TASK DIRECTIONS:
Return the entries verbatim and drop every picture.

ENTRIES:
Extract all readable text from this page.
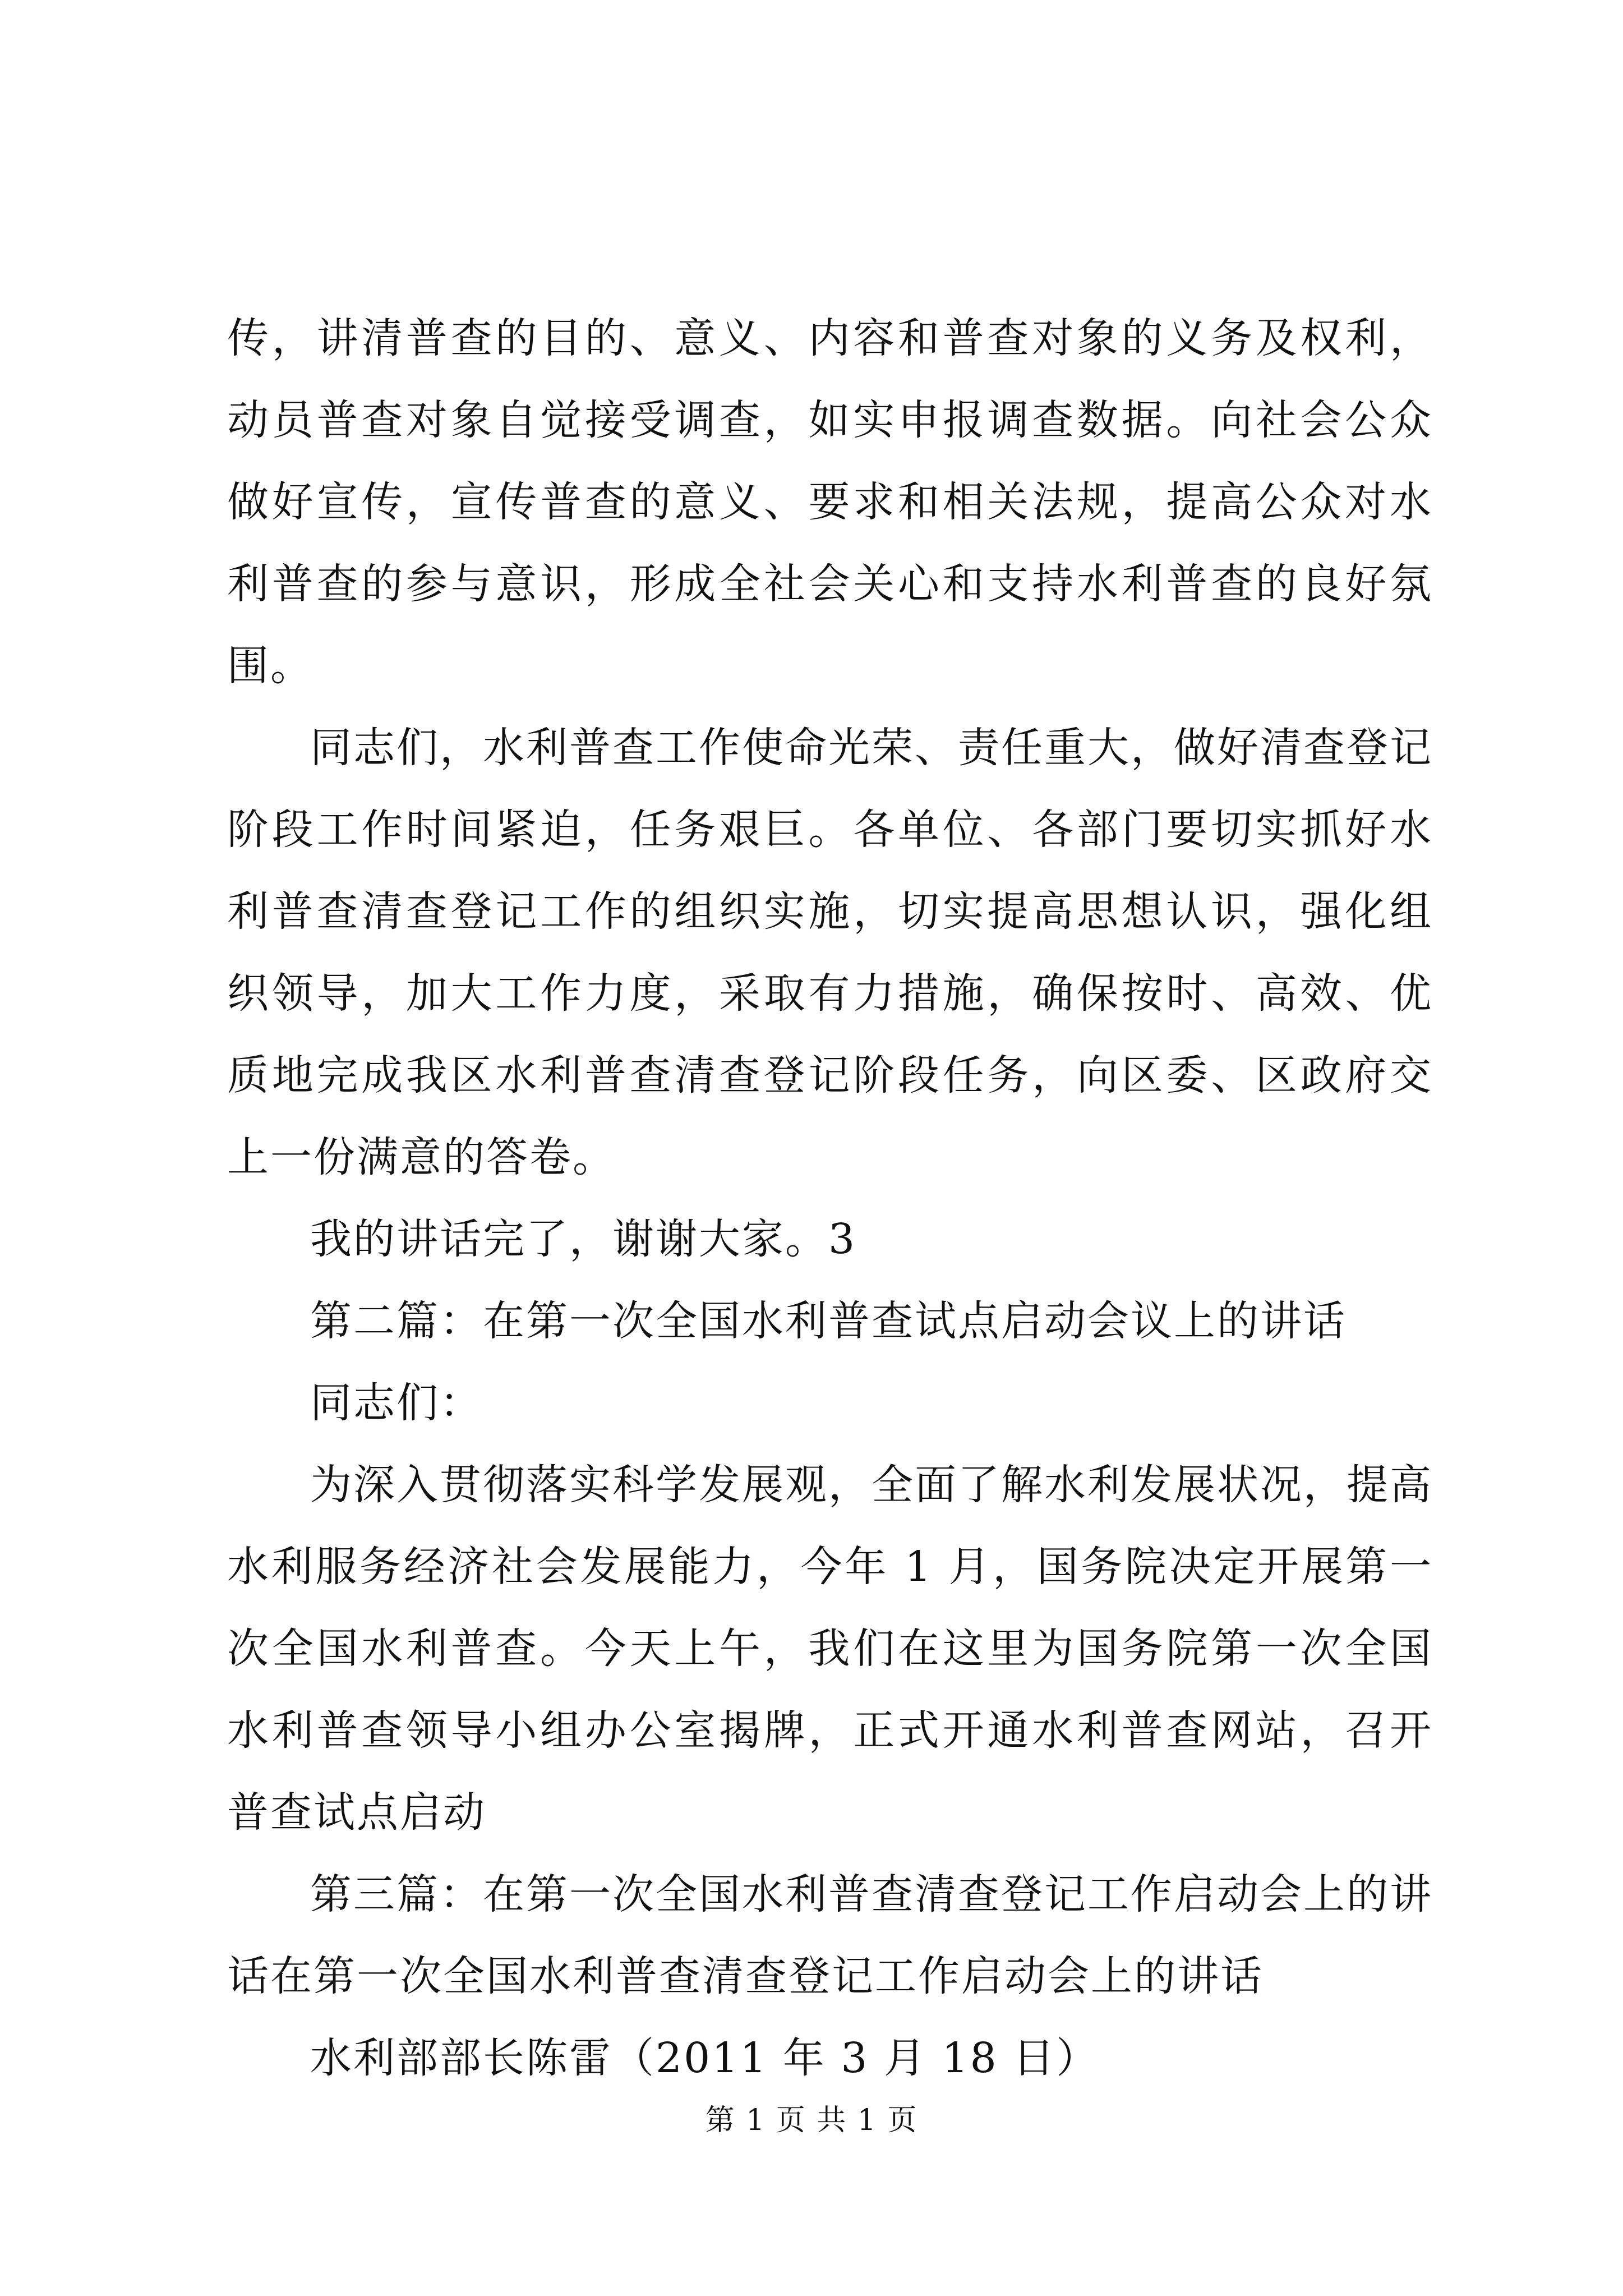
传，讲清普查的目的、意义、内容和普查对象的义务及权利，动员普查对象自觉接受调查，如实申报调查数据。向社会公众做好宣传，宣传普查的意义、要求和相关法规，提高公众对水利普查的参与意识，形成全社会关心和支持水利普查的良好氛围。

同志们，水利普查工作使命光荣、责任重大，做好清查登记阶段工作时间紧迫，任务艰巨。各单位、各部门要切实抓好水利普查清查登记工作的组织实施，切实提高思想认识，强化组织领导，加大工作力度，采取有力措施，确保按时、高效、优质地完成我区水利普查清查登记阶段任务，向区委、区政府交上一份满意的答卷。

我的讲话完了，谢谢大家。3

第二篇：在第一次全国水利普查试点启动会议上的讲话

同志们：

为深入贯彻落实科学发展观，全面了解水利发展状况，提高水利服务经济社会发展能力，今年 1 月，国务院决定开展第一次全国水利普查。今天上午，我们在这里为国务院第一次全国水利普查领导小组办公室揭牌，正式开通水利普查网站，召开普查试点启动

第三篇：在第一次全国水利普查清查登记工作启动会上的讲话在第一次全国水利普查清查登记工作启动会上的讲话

水利部部长陈雷（2011 年 3 月 18 日）

第 1 页 共 1 页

ANSWER TO THIS EXERCISE:
Extract all readable text from this page.
传，讲清普查的目的、意义、内容和普查对象的义务及权利，动员普查对象自觉接受调查，如实申报调查数据。向社会公众做好宣传，宣传普查的意义、要求和相关法规，提高公众对水利普查的参与意识，形成全社会关心和支持水利普查的良好氛围。

同志们，水利普查工作使命光荣、责任重大，做好清查登记阶段工作时间紧迫，任务艰巨。各单位、各部门要切实抓好水利普查清查登记工作的组织实施，切实提高思想认识，强化组织领导，加大工作力度，采取有力措施，确保按时、高效、优质地完成我区水利普查清查登记阶段任务，向区委、区政府交上一份满意的答卷。

我的讲话完了，谢谢大家。3

第二篇：在第一次全国水利普查试点启动会议上的讲话

同志们：

为深入贯彻落实科学发展观，全面了解水利发展状况，提高水利服务经济社会发展能力，今年 1 月，国务院决定开展第一次全国水利普查。今天上午，我们在这里为国务院第一次全国水利普查领导小组办公室揭牌，正式开通水利普查网站，召开普查试点启动

第三篇：在第一次全国水利普查清查登记工作启动会上的讲话在第一次全国水利普查清查登记工作启动会上的讲话

水利部部长陈雷（2011 年 3 月 18 日）

第 1 页 共 1 页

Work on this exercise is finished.